Report all lines holding "Reading".

-- Stored items --

* Start *

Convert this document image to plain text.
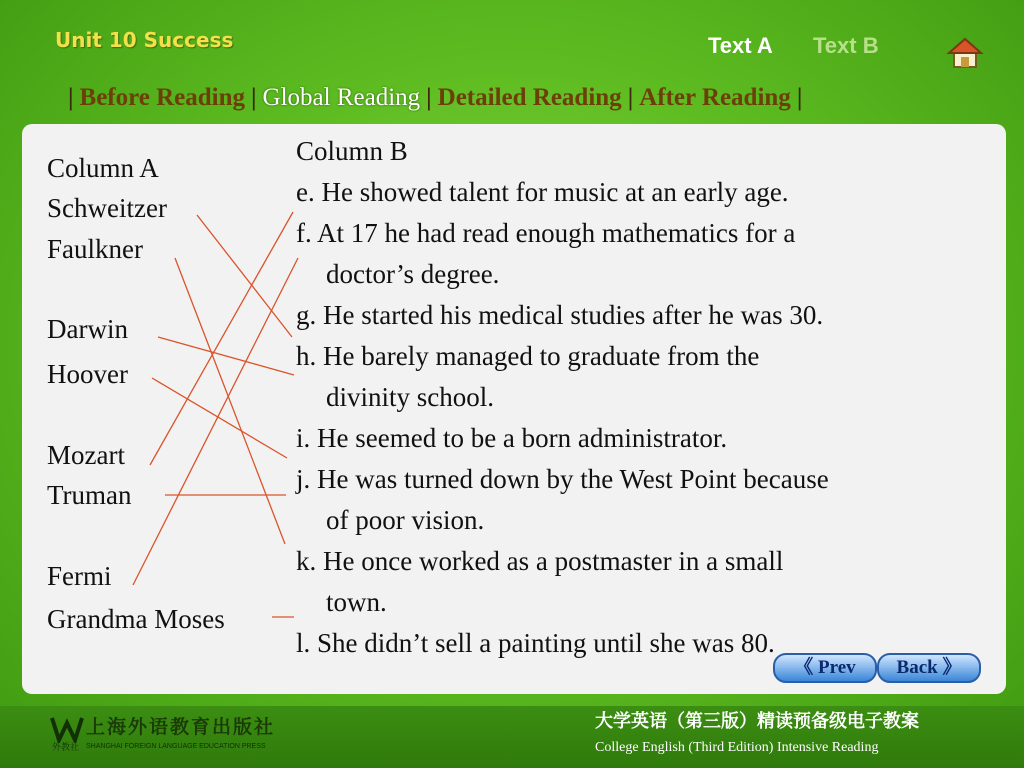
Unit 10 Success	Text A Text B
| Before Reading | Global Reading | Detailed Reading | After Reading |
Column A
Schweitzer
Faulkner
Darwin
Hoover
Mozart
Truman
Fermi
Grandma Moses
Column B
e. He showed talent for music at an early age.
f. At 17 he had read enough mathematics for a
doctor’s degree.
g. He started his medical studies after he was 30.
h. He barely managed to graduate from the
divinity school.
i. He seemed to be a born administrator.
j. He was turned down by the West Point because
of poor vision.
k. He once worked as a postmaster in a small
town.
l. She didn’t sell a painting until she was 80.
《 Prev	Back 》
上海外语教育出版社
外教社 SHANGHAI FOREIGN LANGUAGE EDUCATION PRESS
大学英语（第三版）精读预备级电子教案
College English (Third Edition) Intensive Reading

* End *

-- Response to the task --
| Before Reading | Global Reading | Detailed Reading | After Reading |
College English (Third Edition) Intensive Reading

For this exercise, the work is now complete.